┌──

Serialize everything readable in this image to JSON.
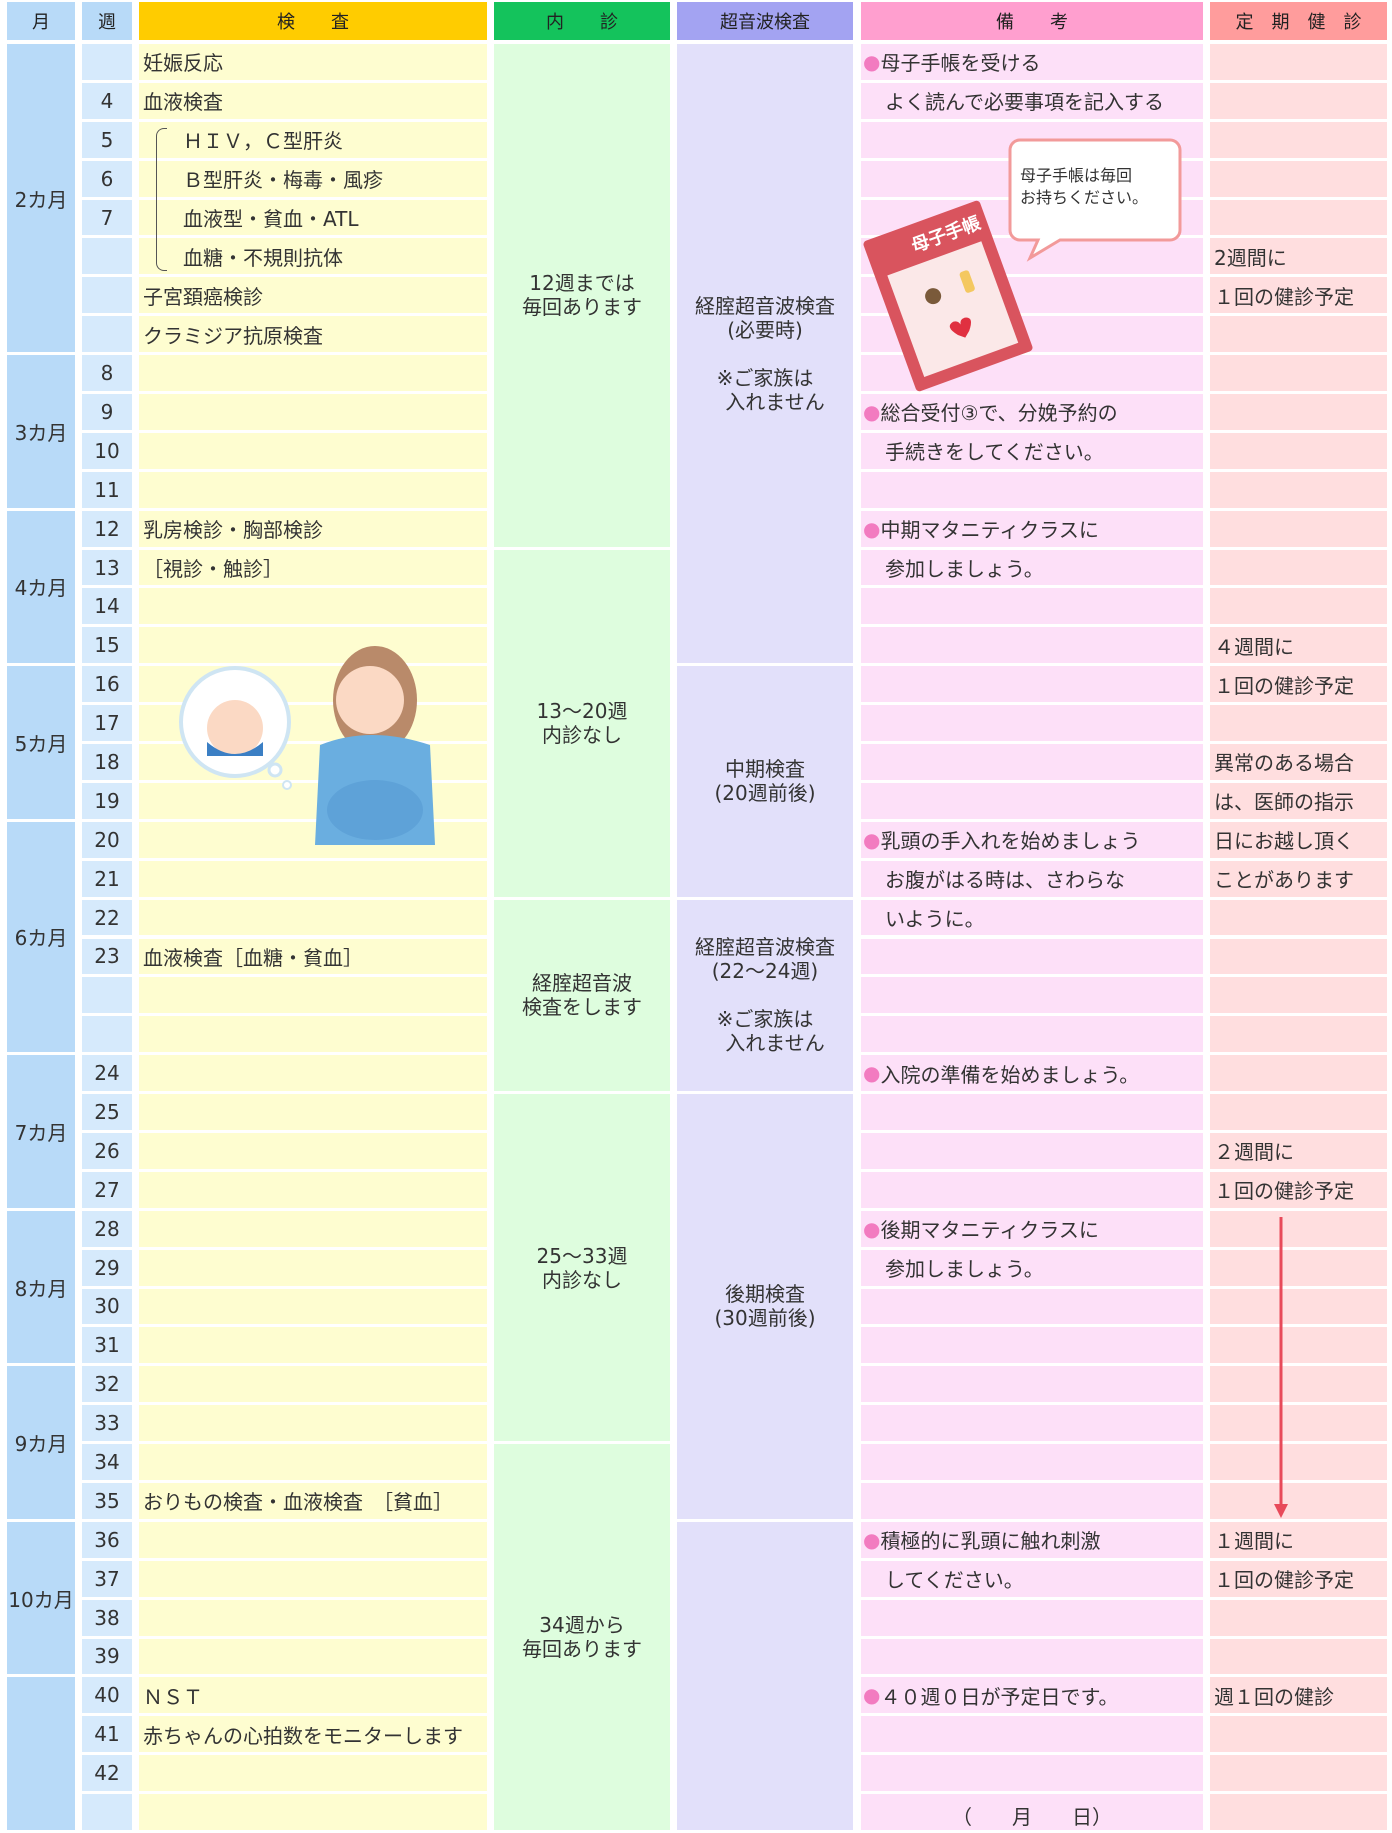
{
  "header": {
    "month": "月",
    "week": "週",
    "exam": "検　　査",
    "internal": "内　　診",
    "ultrasound": "超音波検査",
    "remarks": "備　　考",
    "checkup": "定　期　健　診"
  },
  "months": [
    {
      "label": "2カ月",
      "rows": [
        {
          "week": "",
          "exam": "妊娠反応",
          "remark": "母子手帳を受ける",
          "bullet": true,
          "checkup": ""
        },
        {
          "week": "4",
          "exam": "血液検査",
          "remark": "よく読んで必要事項を記入する",
          "checkup": ""
        },
        {
          "week": "5",
          "exam": "ＨＩＶ，Ｃ型肝炎",
          "indent": true,
          "remark": "",
          "checkup": ""
        },
        {
          "week": "6",
          "exam": "Ｂ型肝炎・梅毒・風疹",
          "indent": true,
          "remark": "",
          "checkup": ""
        },
        {
          "week": "7",
          "exam": "血液型・貧血・ATL",
          "indent": true,
          "remark": "",
          "checkup": ""
        },
        {
          "week": "",
          "exam": "血糖・不規則抗体",
          "indent": true,
          "remark": "",
          "checkup": "2週間に"
        },
        {
          "week": "",
          "exam": "子宮頚癌検診",
          "remark": "",
          "checkup": "１回の健診予定"
        },
        {
          "week": "",
          "exam": "クラミジア抗原検査",
          "remark": "",
          "checkup": ""
        }
      ]
    },
    {
      "label": "3カ月",
      "rows": [
        {
          "week": "8",
          "exam": "",
          "remark": "",
          "checkup": ""
        },
        {
          "week": "9",
          "exam": "",
          "remark": "総合受付③で、分娩予約の",
          "bullet": true,
          "checkup": ""
        },
        {
          "week": "10",
          "exam": "",
          "remark": "手続きをしてください。",
          "checkup": ""
        },
        {
          "week": "11",
          "exam": "",
          "remark": "",
          "checkup": ""
        }
      ]
    },
    {
      "label": "4カ月",
      "rows": [
        {
          "week": "12",
          "exam": "乳房検診・胸部検診",
          "remark": "中期マタニティクラスに",
          "bullet": true,
          "checkup": ""
        },
        {
          "week": "13",
          "exam": "［視診・触診］",
          "remark": "参加しましょう。",
          "checkup": ""
        },
        {
          "week": "14",
          "exam": "",
          "remark": "",
          "checkup": ""
        },
        {
          "week": "15",
          "exam": "",
          "remark": "",
          "checkup": "４週間に"
        }
      ]
    },
    {
      "label": "5カ月",
      "rows": [
        {
          "week": "16",
          "exam": "",
          "remark": "",
          "checkup": "１回の健診予定"
        },
        {
          "week": "17",
          "exam": "",
          "remark": "",
          "checkup": ""
        },
        {
          "week": "18",
          "exam": "",
          "remark": "",
          "checkup": "異常のある場合"
        },
        {
          "week": "19",
          "exam": "",
          "remark": "",
          "checkup": "は、医師の指示"
        }
      ]
    },
    {
      "label": "6カ月",
      "rows": [
        {
          "week": "20",
          "exam": "",
          "remark": "乳頭の手入れを始めましょう",
          "bullet": true,
          "checkup": "日にお越し頂く"
        },
        {
          "week": "21",
          "exam": "",
          "remark": "お腹がはる時は、さわらな",
          "checkup": "ことがあります"
        },
        {
          "week": "22",
          "exam": "",
          "remark": "いように。",
          "checkup": ""
        },
        {
          "week": "23",
          "exam": "血液検査［血糖・貧血］",
          "remark": "",
          "checkup": ""
        },
        {
          "week": "",
          "exam": "",
          "remark": "",
          "checkup": ""
        },
        {
          "week": "",
          "exam": "",
          "remark": "",
          "checkup": ""
        }
      ]
    },
    {
      "label": "7カ月",
      "rows": [
        {
          "week": "24",
          "exam": "",
          "remark": "入院の準備を始めましょう。",
          "bullet": true,
          "checkup": ""
        },
        {
          "week": "25",
          "exam": "",
          "remark": "",
          "checkup": ""
        },
        {
          "week": "26",
          "exam": "",
          "remark": "",
          "checkup": "２週間に"
        },
        {
          "week": "27",
          "exam": "",
          "remark": "",
          "checkup": "１回の健診予定"
        }
      ]
    },
    {
      "label": "8カ月",
      "rows": [
        {
          "week": "28",
          "exam": "",
          "remark": "後期マタニティクラスに",
          "bullet": true,
          "checkup": ""
        },
        {
          "week": "29",
          "exam": "",
          "remark": "参加しましょう。",
          "checkup": ""
        },
        {
          "week": "30",
          "exam": "",
          "remark": "",
          "checkup": ""
        },
        {
          "week": "31",
          "exam": "",
          "remark": "",
          "checkup": ""
        }
      ]
    },
    {
      "label": "9カ月",
      "rows": [
        {
          "week": "32",
          "exam": "",
          "remark": "",
          "checkup": ""
        },
        {
          "week": "33",
          "exam": "",
          "remark": "",
          "checkup": ""
        },
        {
          "week": "34",
          "exam": "",
          "remark": "",
          "checkup": ""
        },
        {
          "week": "35",
          "exam": "おりもの検査・血液検査　［貧血］",
          "remark": "",
          "checkup": ""
        }
      ]
    },
    {
      "label": "10カ月",
      "rows": [
        {
          "week": "36",
          "exam": "",
          "remark": "積極的に乳頭に触れ刺激",
          "bullet": true,
          "checkup": "１週間に"
        },
        {
          "week": "37",
          "exam": "",
          "remark": "してください。",
          "checkup": "１回の健診予定"
        },
        {
          "week": "38",
          "exam": "",
          "remark": "",
          "checkup": ""
        },
        {
          "week": "39",
          "exam": "",
          "remark": "",
          "checkup": ""
        }
      ]
    },
    {
      "label": null,
      "rows": [
        {
          "week": "40",
          "exam": "ＮＳＴ",
          "remark": "４０週０日が予定日です。",
          "bullet": true,
          "checkup": "週１回の健診"
        },
        {
          "week": "41",
          "exam": "赤ちゃんの心拍数をモニターします",
          "remark": "",
          "checkup": ""
        },
        {
          "week": "42",
          "exam": "",
          "remark": "",
          "checkup": ""
        },
        {
          "week": "",
          "exam": "",
          "remark": "（　　月　　日）",
          "checkup": ""
        }
      ]
    }
  ],
  "internal": [
    {
      "span": 13,
      "lines": [
        "12週までは",
        "毎回あります"
      ]
    },
    {
      "span": 9,
      "lines": [
        "13〜20週",
        "内診なし"
      ]
    },
    {
      "span": 5,
      "lines": [
        "経腟超音波",
        "検査をします"
      ]
    },
    {
      "span": 9,
      "lines": [
        "25〜33週",
        "内診なし"
      ]
    },
    {
      "span": 10,
      "lines": [
        "34週から",
        "毎回あります"
      ]
    }
  ],
  "ultrasound": [
    {
      "span": 16,
      "lines": [
        "経腟超音波検査",
        "(必要時)",
        "",
        "※ご家族は",
        "　入れません"
      ]
    },
    {
      "span": 6,
      "lines": [
        "中期検査",
        "(20週前後)"
      ]
    },
    {
      "span": 5,
      "lines": [
        "経腟超音波検査",
        "(22〜24週)",
        "",
        "※ご家族は",
        "　入れません"
      ]
    },
    {
      "span": 11,
      "lines": [
        "後期検査",
        "(30週前後)"
      ]
    },
    {
      "span": 8,
      "lines": []
    }
  ],
  "bubble": [
    "母子手帳は毎回",
    "お持ちください。"
  ],
  "book_title": "母子手帳"
}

└──

Pictures in the records should not appear in your copy, but everything else must be transcribed exactly.

* RESPONSE TO THIS TASK *
Serialize everything readable in this image to JSON.
{
  "header": {
    "month": "月",
    "week": "週",
    "exam": "検　　査",
    "internal": "内　　診",
    "ultrasound": "超音波検査",
    "remarks": "備　　考",
    "checkup": "定　期　健　診"
  },
  "months": [
    {
      "label": "2カ月",
      "rows": [
        {
          "week": "",
          "exam": "妊娠反応",
          "remark": "母子手帳を受ける",
          "bullet": true,
          "checkup": ""
        },
        {
          "week": "4",
          "exam": "血液検査",
          "remark": "よく読んで必要事項を記入する",
          "checkup": ""
        },
        {
          "week": "5",
          "exam": "ＨＩＶ，Ｃ型肝炎",
          "indent": true,
          "remark": "",
          "checkup": ""
        },
        {
          "week": "6",
          "exam": "Ｂ型肝炎・梅毒・風疹",
          "indent": true,
          "remark": "",
          "checkup": ""
        },
        {
          "week": "7",
          "exam": "血液型・貧血・ATL",
          "indent": true,
          "remark": "",
          "checkup": ""
        },
        {
          "week": "",
          "exam": "血糖・不規則抗体",
          "indent": true,
          "remark": "",
          "checkup": "2週間に"
        },
        {
          "week": "",
          "exam": "子宮頚癌検診",
          "remark": "",
          "checkup": "１回の健診予定"
        },
        {
          "week": "",
          "exam": "クラミジア抗原検査",
          "remark": "",
          "checkup": ""
        }
      ]
    },
    {
      "label": "3カ月",
      "rows": [
        {
          "week": "8",
          "exam": "",
          "remark": "",
          "checkup": ""
        },
        {
          "week": "9",
          "exam": "",
          "remark": "総合受付③で、分娩予約の",
          "bullet": true,
          "checkup": ""
        },
        {
          "week": "10",
          "exam": "",
          "remark": "手続きをしてください。",
          "checkup": ""
        },
        {
          "week": "11",
          "exam": "",
          "remark": "",
          "checkup": ""
        }
      ]
    },
    {
      "label": "4カ月",
      "rows": [
        {
          "week": "12",
          "exam": "乳房検診・胸部検診",
          "remark": "中期マタニティクラスに",
          "bullet": true,
          "checkup": ""
        },
        {
          "week": "13",
          "exam": "［視診・触診］",
          "remark": "参加しましょう。",
          "checkup": ""
        },
        {
          "week": "14",
          "exam": "",
          "remark": "",
          "checkup": ""
        },
        {
          "week": "15",
          "exam": "",
          "remark": "",
          "checkup": "４週間に"
        }
      ]
    },
    {
      "label": "5カ月",
      "rows": [
        {
          "week": "16",
          "exam": "",
          "remark": "",
          "checkup": "１回の健診予定"
        },
        {
          "week": "17",
          "exam": "",
          "remark": "",
          "checkup": ""
        },
        {
          "week": "18",
          "exam": "",
          "remark": "",
          "checkup": "異常のある場合"
        },
        {
          "week": "19",
          "exam": "",
          "remark": "",
          "checkup": "は、医師の指示"
        }
      ]
    },
    {
      "label": "6カ月",
      "rows": [
        {
          "week": "20",
          "exam": "",
          "remark": "乳頭の手入れを始めましょう",
          "bullet": true,
          "checkup": "日にお越し頂く"
        },
        {
          "week": "21",
          "exam": "",
          "remark": "お腹がはる時は、さわらな",
          "checkup": "ことがあります"
        },
        {
          "week": "22",
          "exam": "",
          "remark": "いように。",
          "checkup": ""
        },
        {
          "week": "23",
          "exam": "血液検査［血糖・貧血］",
          "remark": "",
          "checkup": ""
        },
        {
          "week": "",
          "exam": "",
          "remark": "",
          "checkup": ""
        },
        {
          "week": "",
          "exam": "",
          "remark": "",
          "checkup": ""
        }
      ]
    },
    {
      "label": "7カ月",
      "rows": [
        {
          "week": "24",
          "exam": "",
          "remark": "入院の準備を始めましょう。",
          "bullet": true,
          "checkup": ""
        },
        {
          "week": "25",
          "exam": "",
          "remark": "",
          "checkup": ""
        },
        {
          "week": "26",
          "exam": "",
          "remark": "",
          "checkup": "２週間に"
        },
        {
          "week": "27",
          "exam": "",
          "remark": "",
          "checkup": "１回の健診予定"
        }
      ]
    },
    {
      "label": "8カ月",
      "rows": [
        {
          "week": "28",
          "exam": "",
          "remark": "後期マタニティクラスに",
          "bullet": true,
          "checkup": ""
        },
        {
          "week": "29",
          "exam": "",
          "remark": "参加しましょう。",
          "checkup": ""
        },
        {
          "week": "30",
          "exam": "",
          "remark": "",
          "checkup": ""
        },
        {
          "week": "31",
          "exam": "",
          "remark": "",
          "checkup": ""
        }
      ]
    },
    {
      "label": "9カ月",
      "rows": [
        {
          "week": "32",
          "exam": "",
          "remark": "",
          "checkup": ""
        },
        {
          "week": "33",
          "exam": "",
          "remark": "",
          "checkup": ""
        },
        {
          "week": "34",
          "exam": "",
          "remark": "",
          "checkup": ""
        },
        {
          "week": "35",
          "exam": "おりもの検査・血液検査　［貧血］",
          "remark": "",
          "checkup": ""
        }
      ]
    },
    {
      "label": "10カ月",
      "rows": [
        {
          "week": "36",
          "exam": "",
          "remark": "積極的に乳頭に触れ刺激",
          "bullet": true,
          "checkup": "１週間に"
        },
        {
          "week": "37",
          "exam": "",
          "remark": "してください。",
          "checkup": "１回の健診予定"
        },
        {
          "week": "38",
          "exam": "",
          "remark": "",
          "checkup": ""
        },
        {
          "week": "39",
          "exam": "",
          "remark": "",
          "checkup": ""
        }
      ]
    },
    {
      "label": null,
      "rows": [
        {
          "week": "40",
          "exam": "ＮＳＴ",
          "remark": "４０週０日が予定日です。",
          "bullet": true,
          "checkup": "週１回の健診"
        },
        {
          "week": "41",
          "exam": "赤ちゃんの心拍数をモニターします",
          "remark": "",
          "checkup": ""
        },
        {
          "week": "42",
          "exam": "",
          "remark": "",
          "checkup": ""
        },
        {
          "week": "",
          "exam": "",
          "remark": "（　　月　　日）",
          "checkup": ""
        }
      ]
    }
  ],
  "internal": [
    {
      "span": 13,
      "lines": [
        "12週までは",
        "毎回あります"
      ]
    },
    {
      "span": 9,
      "lines": [
        "13〜20週",
        "内診なし"
      ]
    },
    {
      "span": 5,
      "lines": [
        "経腟超音波",
        "検査をします"
      ]
    },
    {
      "span": 9,
      "lines": [
        "25〜33週",
        "内診なし"
      ]
    },
    {
      "span": 10,
      "lines": [
        "34週から",
        "毎回あります"
      ]
    }
  ],
  "ultrasound": [
    {
      "span": 16,
      "lines": [
        "経腟超音波検査",
        "(必要時)",
        "",
        "※ご家族は",
        "　入れません"
      ]
    },
    {
      "span": 6,
      "lines": [
        "中期検査",
        "(20週前後)"
      ]
    },
    {
      "span": 5,
      "lines": [
        "経腟超音波検査",
        "(22〜24週)",
        "",
        "※ご家族は",
        "　入れません"
      ]
    },
    {
      "span": 11,
      "lines": [
        "後期検査",
        "(30週前後)"
      ]
    },
    {
      "span": 8,
      "lines": []
    }
  ],
  "bubble": [
    "母子手帳は毎回",
    "お持ちください。"
  ],
  "book_title": "母子手帳"
}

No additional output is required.